# [THE PROBLEM]
Below are records. Copy every line with "document" in it.

# [DATA FOR THIS EXERCISE]

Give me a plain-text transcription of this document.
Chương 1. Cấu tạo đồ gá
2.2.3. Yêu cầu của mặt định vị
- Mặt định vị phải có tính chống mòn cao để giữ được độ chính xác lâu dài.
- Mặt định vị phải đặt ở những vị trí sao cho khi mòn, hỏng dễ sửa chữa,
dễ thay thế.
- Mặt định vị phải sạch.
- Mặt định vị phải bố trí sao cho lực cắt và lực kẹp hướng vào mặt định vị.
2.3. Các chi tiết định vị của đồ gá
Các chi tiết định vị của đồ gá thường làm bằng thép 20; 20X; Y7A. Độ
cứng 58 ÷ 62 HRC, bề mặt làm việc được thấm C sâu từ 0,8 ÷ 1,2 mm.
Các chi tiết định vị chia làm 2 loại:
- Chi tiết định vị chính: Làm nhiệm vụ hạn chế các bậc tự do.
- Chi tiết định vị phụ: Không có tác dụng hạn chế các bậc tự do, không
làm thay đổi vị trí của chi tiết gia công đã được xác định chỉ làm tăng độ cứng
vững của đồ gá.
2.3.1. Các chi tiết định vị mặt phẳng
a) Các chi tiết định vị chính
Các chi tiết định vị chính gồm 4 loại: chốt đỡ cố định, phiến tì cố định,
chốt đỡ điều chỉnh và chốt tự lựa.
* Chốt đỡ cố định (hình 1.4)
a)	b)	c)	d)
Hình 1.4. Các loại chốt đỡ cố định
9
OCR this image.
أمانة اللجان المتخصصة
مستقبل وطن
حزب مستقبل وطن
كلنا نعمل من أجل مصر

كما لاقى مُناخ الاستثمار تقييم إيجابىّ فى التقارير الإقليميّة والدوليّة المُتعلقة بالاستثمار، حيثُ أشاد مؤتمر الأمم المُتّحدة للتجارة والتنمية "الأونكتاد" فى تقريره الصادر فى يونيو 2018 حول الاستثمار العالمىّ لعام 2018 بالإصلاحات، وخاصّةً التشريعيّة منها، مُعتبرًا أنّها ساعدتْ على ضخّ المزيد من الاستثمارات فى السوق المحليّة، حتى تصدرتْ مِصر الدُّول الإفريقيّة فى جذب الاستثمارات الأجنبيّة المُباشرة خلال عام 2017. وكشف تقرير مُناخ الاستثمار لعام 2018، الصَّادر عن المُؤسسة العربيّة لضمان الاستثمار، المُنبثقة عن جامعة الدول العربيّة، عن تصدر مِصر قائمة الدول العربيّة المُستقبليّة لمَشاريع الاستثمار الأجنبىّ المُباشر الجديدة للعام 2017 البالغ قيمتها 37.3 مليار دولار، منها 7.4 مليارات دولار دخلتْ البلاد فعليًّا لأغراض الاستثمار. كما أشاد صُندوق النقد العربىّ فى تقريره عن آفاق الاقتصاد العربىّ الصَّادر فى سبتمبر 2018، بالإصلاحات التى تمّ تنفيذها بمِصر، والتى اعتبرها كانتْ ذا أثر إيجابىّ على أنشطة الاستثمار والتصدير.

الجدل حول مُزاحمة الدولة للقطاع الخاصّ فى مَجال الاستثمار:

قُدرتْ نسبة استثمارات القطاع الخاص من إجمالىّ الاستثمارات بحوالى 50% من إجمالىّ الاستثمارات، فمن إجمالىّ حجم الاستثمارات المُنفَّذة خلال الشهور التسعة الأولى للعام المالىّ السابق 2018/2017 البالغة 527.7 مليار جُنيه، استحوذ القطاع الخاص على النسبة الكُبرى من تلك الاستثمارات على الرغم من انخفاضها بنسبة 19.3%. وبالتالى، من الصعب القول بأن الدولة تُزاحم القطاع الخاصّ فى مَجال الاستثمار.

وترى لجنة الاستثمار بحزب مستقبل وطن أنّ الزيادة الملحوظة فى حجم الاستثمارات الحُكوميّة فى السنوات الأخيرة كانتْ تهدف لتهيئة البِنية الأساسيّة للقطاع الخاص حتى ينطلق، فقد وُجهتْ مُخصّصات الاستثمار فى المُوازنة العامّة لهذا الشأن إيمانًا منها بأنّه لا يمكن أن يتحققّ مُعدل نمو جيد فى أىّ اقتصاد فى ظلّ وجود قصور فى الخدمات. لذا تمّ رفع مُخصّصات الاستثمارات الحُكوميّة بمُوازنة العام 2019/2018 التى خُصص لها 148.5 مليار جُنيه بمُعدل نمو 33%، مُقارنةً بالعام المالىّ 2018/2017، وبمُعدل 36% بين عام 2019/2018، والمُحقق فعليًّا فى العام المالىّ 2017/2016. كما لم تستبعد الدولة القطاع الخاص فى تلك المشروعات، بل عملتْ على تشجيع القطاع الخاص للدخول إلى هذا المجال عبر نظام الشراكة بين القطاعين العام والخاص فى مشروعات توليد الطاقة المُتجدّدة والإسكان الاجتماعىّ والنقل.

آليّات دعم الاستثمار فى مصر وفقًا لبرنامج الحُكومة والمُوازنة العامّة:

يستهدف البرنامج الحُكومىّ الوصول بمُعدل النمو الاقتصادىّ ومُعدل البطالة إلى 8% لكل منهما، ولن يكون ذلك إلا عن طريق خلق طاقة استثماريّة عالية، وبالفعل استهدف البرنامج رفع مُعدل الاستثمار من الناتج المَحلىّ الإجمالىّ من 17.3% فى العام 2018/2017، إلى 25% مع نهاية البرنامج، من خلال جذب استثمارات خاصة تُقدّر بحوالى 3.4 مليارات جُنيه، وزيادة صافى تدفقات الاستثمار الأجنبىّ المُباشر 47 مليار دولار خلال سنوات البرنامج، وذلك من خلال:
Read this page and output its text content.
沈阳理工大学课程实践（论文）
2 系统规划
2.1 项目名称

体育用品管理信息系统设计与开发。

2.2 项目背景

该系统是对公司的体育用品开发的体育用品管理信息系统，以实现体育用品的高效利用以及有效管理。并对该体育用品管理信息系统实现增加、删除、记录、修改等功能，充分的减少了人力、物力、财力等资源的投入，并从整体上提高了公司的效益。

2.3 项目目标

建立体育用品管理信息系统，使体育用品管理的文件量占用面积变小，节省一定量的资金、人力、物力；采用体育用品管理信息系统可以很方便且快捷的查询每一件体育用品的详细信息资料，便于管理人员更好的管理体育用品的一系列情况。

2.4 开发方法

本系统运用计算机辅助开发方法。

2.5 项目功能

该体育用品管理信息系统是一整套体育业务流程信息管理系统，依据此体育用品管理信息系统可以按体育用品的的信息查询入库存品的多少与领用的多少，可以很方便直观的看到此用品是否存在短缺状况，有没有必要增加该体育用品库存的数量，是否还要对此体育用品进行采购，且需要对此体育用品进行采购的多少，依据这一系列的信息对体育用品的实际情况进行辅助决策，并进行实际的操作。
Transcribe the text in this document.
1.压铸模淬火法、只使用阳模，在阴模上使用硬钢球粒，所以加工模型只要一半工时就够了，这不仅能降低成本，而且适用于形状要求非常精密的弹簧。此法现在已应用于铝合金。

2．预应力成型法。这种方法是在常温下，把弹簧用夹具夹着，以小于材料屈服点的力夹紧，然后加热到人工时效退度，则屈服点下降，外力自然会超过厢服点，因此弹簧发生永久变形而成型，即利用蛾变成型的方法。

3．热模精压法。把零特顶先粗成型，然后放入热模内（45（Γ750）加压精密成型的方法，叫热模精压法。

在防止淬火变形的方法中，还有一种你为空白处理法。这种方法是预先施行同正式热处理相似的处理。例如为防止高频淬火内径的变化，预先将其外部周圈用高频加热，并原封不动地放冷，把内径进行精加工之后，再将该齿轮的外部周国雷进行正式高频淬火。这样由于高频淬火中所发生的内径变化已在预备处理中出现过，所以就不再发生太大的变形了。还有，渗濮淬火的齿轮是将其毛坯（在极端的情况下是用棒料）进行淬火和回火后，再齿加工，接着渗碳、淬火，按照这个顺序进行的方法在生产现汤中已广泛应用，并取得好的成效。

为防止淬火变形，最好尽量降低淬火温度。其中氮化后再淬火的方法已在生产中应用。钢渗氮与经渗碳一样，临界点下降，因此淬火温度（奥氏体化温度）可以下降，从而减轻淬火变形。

# [WRITTEN RESPONSE]
Give me a plain-text transcription of this document.
Transcribe the text in this document.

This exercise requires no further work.